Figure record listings
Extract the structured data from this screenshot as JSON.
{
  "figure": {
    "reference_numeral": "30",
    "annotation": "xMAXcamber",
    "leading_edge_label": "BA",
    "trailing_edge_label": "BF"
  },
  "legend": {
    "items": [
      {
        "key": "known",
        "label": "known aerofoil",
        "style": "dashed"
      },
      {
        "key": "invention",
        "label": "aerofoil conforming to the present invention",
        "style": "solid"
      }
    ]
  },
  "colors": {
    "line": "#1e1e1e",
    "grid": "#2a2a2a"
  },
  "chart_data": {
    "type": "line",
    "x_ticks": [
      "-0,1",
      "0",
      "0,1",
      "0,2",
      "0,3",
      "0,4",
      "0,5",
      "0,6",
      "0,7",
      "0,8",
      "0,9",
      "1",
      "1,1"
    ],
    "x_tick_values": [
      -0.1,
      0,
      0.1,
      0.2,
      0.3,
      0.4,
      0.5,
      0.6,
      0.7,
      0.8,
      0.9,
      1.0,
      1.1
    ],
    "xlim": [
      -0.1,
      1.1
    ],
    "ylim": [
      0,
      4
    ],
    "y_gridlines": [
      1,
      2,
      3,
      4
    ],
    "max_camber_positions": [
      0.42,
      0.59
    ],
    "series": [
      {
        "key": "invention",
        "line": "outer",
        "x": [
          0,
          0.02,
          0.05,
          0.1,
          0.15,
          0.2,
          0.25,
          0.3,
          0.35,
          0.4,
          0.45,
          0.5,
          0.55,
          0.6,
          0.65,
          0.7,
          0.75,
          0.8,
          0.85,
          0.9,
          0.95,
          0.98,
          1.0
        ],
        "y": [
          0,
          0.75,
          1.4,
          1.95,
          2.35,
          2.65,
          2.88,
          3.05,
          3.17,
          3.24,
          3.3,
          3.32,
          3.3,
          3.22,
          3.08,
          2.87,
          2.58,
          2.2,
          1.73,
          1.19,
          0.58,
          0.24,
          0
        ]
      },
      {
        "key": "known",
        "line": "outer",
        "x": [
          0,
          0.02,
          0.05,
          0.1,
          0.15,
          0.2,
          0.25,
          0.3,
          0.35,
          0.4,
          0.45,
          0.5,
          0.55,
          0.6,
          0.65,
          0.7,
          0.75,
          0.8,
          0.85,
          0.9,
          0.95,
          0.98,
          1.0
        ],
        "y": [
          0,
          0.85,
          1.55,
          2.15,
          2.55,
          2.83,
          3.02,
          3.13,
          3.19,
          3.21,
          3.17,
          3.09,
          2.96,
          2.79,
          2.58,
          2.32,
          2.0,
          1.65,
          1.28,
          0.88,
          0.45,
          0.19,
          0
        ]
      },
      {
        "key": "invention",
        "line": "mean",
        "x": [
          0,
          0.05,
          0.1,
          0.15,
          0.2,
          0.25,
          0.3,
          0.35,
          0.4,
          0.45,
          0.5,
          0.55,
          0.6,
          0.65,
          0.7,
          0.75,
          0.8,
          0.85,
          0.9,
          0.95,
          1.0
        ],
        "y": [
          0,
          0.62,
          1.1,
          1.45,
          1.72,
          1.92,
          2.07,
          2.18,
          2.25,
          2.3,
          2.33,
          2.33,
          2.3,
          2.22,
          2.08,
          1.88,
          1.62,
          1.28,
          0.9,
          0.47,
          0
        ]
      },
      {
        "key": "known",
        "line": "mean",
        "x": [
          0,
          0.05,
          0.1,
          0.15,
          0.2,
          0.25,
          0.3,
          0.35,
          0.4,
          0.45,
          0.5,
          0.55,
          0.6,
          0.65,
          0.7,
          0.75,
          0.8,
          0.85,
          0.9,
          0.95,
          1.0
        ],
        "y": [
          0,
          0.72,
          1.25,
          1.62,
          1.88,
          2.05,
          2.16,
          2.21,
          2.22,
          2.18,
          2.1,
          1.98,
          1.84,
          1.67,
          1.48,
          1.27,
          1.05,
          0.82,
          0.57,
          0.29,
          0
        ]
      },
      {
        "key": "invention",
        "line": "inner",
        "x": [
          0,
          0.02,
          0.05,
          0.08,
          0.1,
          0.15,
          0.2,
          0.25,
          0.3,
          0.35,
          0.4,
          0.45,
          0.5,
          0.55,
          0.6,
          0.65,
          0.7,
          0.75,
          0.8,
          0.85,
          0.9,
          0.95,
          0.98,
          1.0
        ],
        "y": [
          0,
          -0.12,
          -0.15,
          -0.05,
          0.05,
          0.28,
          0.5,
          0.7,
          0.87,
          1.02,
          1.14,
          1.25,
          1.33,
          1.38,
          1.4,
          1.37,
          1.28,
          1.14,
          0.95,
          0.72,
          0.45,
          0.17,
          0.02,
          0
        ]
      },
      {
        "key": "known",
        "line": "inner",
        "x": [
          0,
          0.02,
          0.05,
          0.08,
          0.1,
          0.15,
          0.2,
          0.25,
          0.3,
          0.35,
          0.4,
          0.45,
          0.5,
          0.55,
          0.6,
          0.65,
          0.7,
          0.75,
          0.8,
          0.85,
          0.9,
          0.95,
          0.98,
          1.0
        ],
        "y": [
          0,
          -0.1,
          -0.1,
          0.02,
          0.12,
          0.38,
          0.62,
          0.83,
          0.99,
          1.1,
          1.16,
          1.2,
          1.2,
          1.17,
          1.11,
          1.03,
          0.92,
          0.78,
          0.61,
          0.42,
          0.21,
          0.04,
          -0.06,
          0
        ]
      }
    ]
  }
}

§ WRITTEN TASK
Output all records verbatim.

§ OUTPUT OF THE TASK
Extract the structured data from this screenshot as JSON.
{
  "figure": {
    "reference_numeral": "30",
    "annotation": "xMAXcamber",
    "leading_edge_label": "BA",
    "trailing_edge_label": "BF"
  },
  "legend": {
    "items": [
      {
        "key": "known",
        "label": "known aerofoil",
        "style": "dashed"
      },
      {
        "key": "invention",
        "label": "aerofoil conforming to the present invention",
        "style": "solid"
      }
    ]
  },
  "colors": {
    "line": "#1e1e1e",
    "grid": "#2a2a2a"
  },
  "chart_data": {
    "type": "line",
    "x_ticks": [
      "-0,1",
      "0",
      "0,1",
      "0,2",
      "0,3",
      "0,4",
      "0,5",
      "0,6",
      "0,7",
      "0,8",
      "0,9",
      "1",
      "1,1"
    ],
    "x_tick_values": [
      -0.1,
      0,
      0.1,
      0.2,
      0.3,
      0.4,
      0.5,
      0.6,
      0.7,
      0.8,
      0.9,
      1.0,
      1.1
    ],
    "xlim": [
      -0.1,
      1.1
    ],
    "ylim": [
      0,
      4
    ],
    "y_gridlines": [
      1,
      2,
      3,
      4
    ],
    "max_camber_positions": [
      0.42,
      0.59
    ],
    "series": [
      {
        "key": "invention",
        "line": "outer",
        "x": [
          0,
          0.02,
          0.05,
          0.1,
          0.15,
          0.2,
          0.25,
          0.3,
          0.35,
          0.4,
          0.45,
          0.5,
          0.55,
          0.6,
          0.65,
          0.7,
          0.75,
          0.8,
          0.85,
          0.9,
          0.95,
          0.98,
          1.0
        ],
        "y": [
          0,
          0.75,
          1.4,
          1.95,
          2.35,
          2.65,
          2.88,
          3.05,
          3.17,
          3.24,
          3.3,
          3.32,
          3.3,
          3.22,
          3.08,
          2.87,
          2.58,
          2.2,
          1.73,
          1.19,
          0.58,
          0.24,
          0
        ]
      },
      {
        "key": "known",
        "line": "outer",
        "x": [
          0,
          0.02,
          0.05,
          0.1,
          0.15,
          0.2,
          0.25,
          0.3,
          0.35,
          0.4,
          0.45,
          0.5,
          0.55,
          0.6,
          0.65,
          0.7,
          0.75,
          0.8,
          0.85,
          0.9,
          0.95,
          0.98,
          1.0
        ],
        "y": [
          0,
          0.85,
          1.55,
          2.15,
          2.55,
          2.83,
          3.02,
          3.13,
          3.19,
          3.21,
          3.17,
          3.09,
          2.96,
          2.79,
          2.58,
          2.32,
          2.0,
          1.65,
          1.28,
          0.88,
          0.45,
          0.19,
          0
        ]
      },
      {
        "key": "invention",
        "line": "mean",
        "x": [
          0,
          0.05,
          0.1,
          0.15,
          0.2,
          0.25,
          0.3,
          0.35,
          0.4,
          0.45,
          0.5,
          0.55,
          0.6,
          0.65,
          0.7,
          0.75,
          0.8,
          0.85,
          0.9,
          0.95,
          1.0
        ],
        "y": [
          0,
          0.62,
          1.1,
          1.45,
          1.72,
          1.92,
          2.07,
          2.18,
          2.25,
          2.3,
          2.33,
          2.33,
          2.3,
          2.22,
          2.08,
          1.88,
          1.62,
          1.28,
          0.9,
          0.47,
          0
        ]
      },
      {
        "key": "known",
        "line": "mean",
        "x": [
          0,
          0.05,
          0.1,
          0.15,
          0.2,
          0.25,
          0.3,
          0.35,
          0.4,
          0.45,
          0.5,
          0.55,
          0.6,
          0.65,
          0.7,
          0.75,
          0.8,
          0.85,
          0.9,
          0.95,
          1.0
        ],
        "y": [
          0,
          0.72,
          1.25,
          1.62,
          1.88,
          2.05,
          2.16,
          2.21,
          2.22,
          2.18,
          2.1,
          1.98,
          1.84,
          1.67,
          1.48,
          1.27,
          1.05,
          0.82,
          0.57,
          0.29,
          0
        ]
      },
      {
        "key": "invention",
        "line": "inner",
        "x": [
          0,
          0.02,
          0.05,
          0.08,
          0.1,
          0.15,
          0.2,
          0.25,
          0.3,
          0.35,
          0.4,
          0.45,
          0.5,
          0.55,
          0.6,
          0.65,
          0.7,
          0.75,
          0.8,
          0.85,
          0.9,
          0.95,
          0.98,
          1.0
        ],
        "y": [
          0,
          -0.12,
          -0.15,
          -0.05,
          0.05,
          0.28,
          0.5,
          0.7,
          0.87,
          1.02,
          1.14,
          1.25,
          1.33,
          1.38,
          1.4,
          1.37,
          1.28,
          1.14,
          0.95,
          0.72,
          0.45,
          0.17,
          0.02,
          0
        ]
      },
      {
        "key": "known",
        "line": "inner",
        "x": [
          0,
          0.02,
          0.05,
          0.08,
          0.1,
          0.15,
          0.2,
          0.25,
          0.3,
          0.35,
          0.4,
          0.45,
          0.5,
          0.55,
          0.6,
          0.65,
          0.7,
          0.75,
          0.8,
          0.85,
          0.9,
          0.95,
          0.98,
          1.0
        ],
        "y": [
          0,
          -0.1,
          -0.1,
          0.02,
          0.12,
          0.38,
          0.62,
          0.83,
          0.99,
          1.1,
          1.16,
          1.2,
          1.2,
          1.17,
          1.11,
          1.03,
          0.92,
          0.78,
          0.61,
          0.42,
          0.21,
          0.04,
          -0.06,
          0
        ]
      }
    ]
  }
}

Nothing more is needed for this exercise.